(Items from a dataset)
+--

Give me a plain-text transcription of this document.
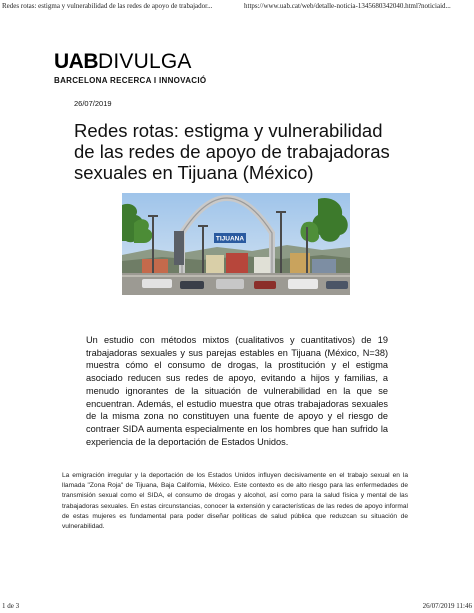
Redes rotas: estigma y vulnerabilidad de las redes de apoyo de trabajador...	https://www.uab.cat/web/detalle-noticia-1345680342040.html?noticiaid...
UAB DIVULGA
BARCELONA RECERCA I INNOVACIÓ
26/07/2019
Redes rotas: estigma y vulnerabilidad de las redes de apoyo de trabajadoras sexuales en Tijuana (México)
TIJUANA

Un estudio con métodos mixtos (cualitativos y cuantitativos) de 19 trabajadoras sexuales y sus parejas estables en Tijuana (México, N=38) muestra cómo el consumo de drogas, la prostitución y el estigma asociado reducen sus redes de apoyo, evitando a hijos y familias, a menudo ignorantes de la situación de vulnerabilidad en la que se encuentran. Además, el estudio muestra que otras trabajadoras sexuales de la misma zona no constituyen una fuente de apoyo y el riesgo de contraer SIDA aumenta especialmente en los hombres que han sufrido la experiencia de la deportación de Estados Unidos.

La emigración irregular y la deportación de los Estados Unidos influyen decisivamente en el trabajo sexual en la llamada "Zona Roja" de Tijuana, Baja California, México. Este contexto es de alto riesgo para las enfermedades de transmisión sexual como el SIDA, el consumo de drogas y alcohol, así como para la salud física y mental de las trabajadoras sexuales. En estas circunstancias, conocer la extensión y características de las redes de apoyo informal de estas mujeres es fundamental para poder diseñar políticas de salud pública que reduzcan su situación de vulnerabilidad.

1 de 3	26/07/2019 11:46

+--

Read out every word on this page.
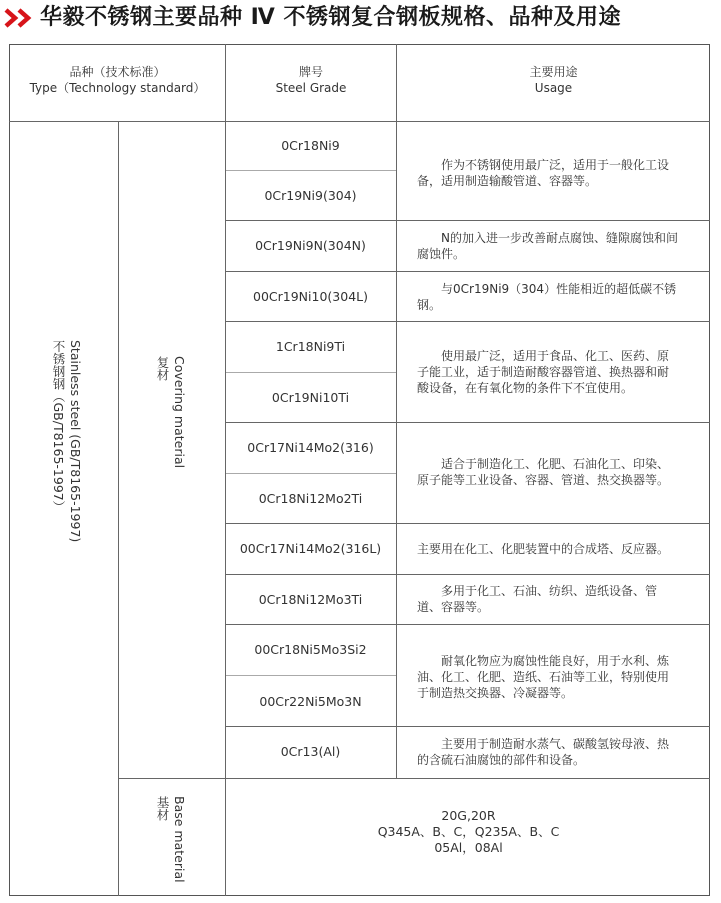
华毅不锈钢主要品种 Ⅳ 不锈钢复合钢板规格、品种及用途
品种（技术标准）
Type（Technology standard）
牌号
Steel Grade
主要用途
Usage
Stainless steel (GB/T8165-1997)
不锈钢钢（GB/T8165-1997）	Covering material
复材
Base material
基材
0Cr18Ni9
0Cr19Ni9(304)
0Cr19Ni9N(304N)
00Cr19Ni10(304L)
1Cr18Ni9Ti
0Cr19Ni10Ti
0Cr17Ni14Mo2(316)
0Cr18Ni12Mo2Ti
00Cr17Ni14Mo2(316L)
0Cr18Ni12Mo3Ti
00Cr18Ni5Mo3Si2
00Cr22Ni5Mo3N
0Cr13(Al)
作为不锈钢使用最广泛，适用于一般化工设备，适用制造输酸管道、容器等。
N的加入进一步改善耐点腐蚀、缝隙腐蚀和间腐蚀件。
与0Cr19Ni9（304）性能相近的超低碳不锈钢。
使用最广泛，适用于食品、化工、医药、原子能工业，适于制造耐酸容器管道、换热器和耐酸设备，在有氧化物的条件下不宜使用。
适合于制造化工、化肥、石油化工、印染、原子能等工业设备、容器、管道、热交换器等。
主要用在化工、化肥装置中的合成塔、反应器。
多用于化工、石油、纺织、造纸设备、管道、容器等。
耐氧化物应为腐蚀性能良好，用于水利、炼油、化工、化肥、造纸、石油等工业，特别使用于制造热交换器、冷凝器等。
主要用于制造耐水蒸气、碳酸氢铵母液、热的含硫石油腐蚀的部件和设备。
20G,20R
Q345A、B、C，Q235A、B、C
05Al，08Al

+--

Scan the records for the string "rotas". Copy each line in which it appears.

Redes rotas: estigma y vulnerabilidad de las redes de apoyo de trabajador...	https://www.uab.cat/web/detalle-noticia-1345680342040.html?noticiaid...
Redes rotas: estigma y vulnerabilidad de las redes de apoyo de trabajadoras sexuales en Tijuana (México)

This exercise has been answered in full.